* PROMPT
Would it be possible to write out each entry below exactly, without the pictures?
— START OF MATERIAL TO PROCESS —
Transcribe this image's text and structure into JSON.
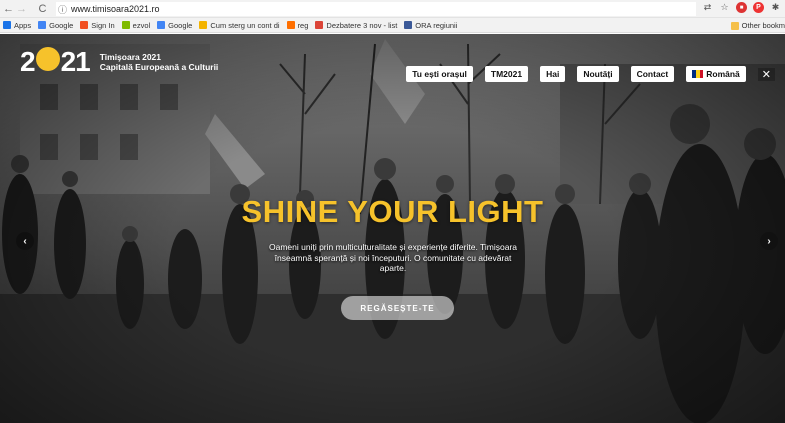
{
  "browser": {
    "url": "www.timisoara2021.ro",
    "bookmarks": [
      {
        "label": "Apps",
        "icon": "apps-grid-icon",
        "color": "#1a73e8"
      },
      {
        "label": "Google",
        "icon": "google-g-icon",
        "color": "#4285f4"
      },
      {
        "label": "Sign In",
        "icon": "microsoft-icon",
        "color": "#f25022"
      },
      {
        "label": "ezvol",
        "icon": "microsoft-icon",
        "color": "#7fba00"
      },
      {
        "label": "Google",
        "icon": "google-g-icon",
        "color": "#4285f4"
      },
      {
        "label": "Cum sterg un cont di",
        "icon": "chat-icon",
        "color": "#f4b400"
      },
      {
        "label": "reg",
        "icon": "bookmark-icon",
        "color": "#ff6f00"
      },
      {
        "label": "Dezbatere 3 nov - list",
        "icon": "gmail-icon",
        "color": "#db4437"
      },
      {
        "label": "ORA regiunii",
        "icon": "facebook-icon",
        "color": "#3b5998"
      }
    ],
    "other_bookmarks": "Other bookm"
  },
  "site": {
    "logo": {
      "num_left": "2",
      "num_right": "21",
      "line1": "Timişoara 2021",
      "line2": "Capitală Europeană a Culturii"
    },
    "nav": [
      "Tu ești orașul",
      "TM2021",
      "Hai",
      "Noutăți",
      "Contact"
    ],
    "language": "Română",
    "close": "✕",
    "headline": "SHINE YOUR LIGHT",
    "subline": "Oameni uniți prin multiculturalitate și experiențe diferite. Timișoara înseamnă speranță și noi începuturi. O comunitate cu adevărat aparte.",
    "cta": "REGĂSEȘTE-TE",
    "arrow_left": "‹",
    "arrow_right": "›"
  },
  "colors": {
    "accent": "#f6c22b",
    "flag": [
      "#002b7f",
      "#fcd116",
      "#ce1126"
    ]
  }
}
— END OF MATERIAL TO PROCESS —
* FINISHED ANSWER
Transcribe this image's text and structure into JSON.
{
  "browser": {
    "url": "www.timisoara2021.ro",
    "bookmarks": [
      {
        "label": "Apps",
        "icon": "apps-grid-icon",
        "color": "#1a73e8"
      },
      {
        "label": "Google",
        "icon": "google-g-icon",
        "color": "#4285f4"
      },
      {
        "label": "Sign In",
        "icon": "microsoft-icon",
        "color": "#f25022"
      },
      {
        "label": "ezvol",
        "icon": "microsoft-icon",
        "color": "#7fba00"
      },
      {
        "label": "Google",
        "icon": "google-g-icon",
        "color": "#4285f4"
      },
      {
        "label": "Cum sterg un cont di",
        "icon": "chat-icon",
        "color": "#f4b400"
      },
      {
        "label": "reg",
        "icon": "bookmark-icon",
        "color": "#ff6f00"
      },
      {
        "label": "Dezbatere 3 nov - list",
        "icon": "gmail-icon",
        "color": "#db4437"
      },
      {
        "label": "ORA regiunii",
        "icon": "facebook-icon",
        "color": "#3b5998"
      }
    ],
    "other_bookmarks": "Other bookm"
  },
  "site": {
    "logo": {
      "num_left": "2",
      "num_right": "21",
      "line1": "Timişoara 2021",
      "line2": "Capitală Europeană a Culturii"
    },
    "nav": [
      "Tu ești orașul",
      "TM2021",
      "Hai",
      "Noutăți",
      "Contact"
    ],
    "language": "Română",
    "close": "✕",
    "headline": "SHINE YOUR LIGHT",
    "subline": "Oameni uniți prin multiculturalitate și experiențe diferite. Timișoara înseamnă speranță și noi începuturi. O comunitate cu adevărat aparte.",
    "cta": "REGĂSEȘTE-TE",
    "arrow_left": "‹",
    "arrow_right": "›"
  },
  "colors": {
    "accent": "#f6c22b",
    "flag": [
      "#002b7f",
      "#fcd116",
      "#ce1126"
    ]
  }
}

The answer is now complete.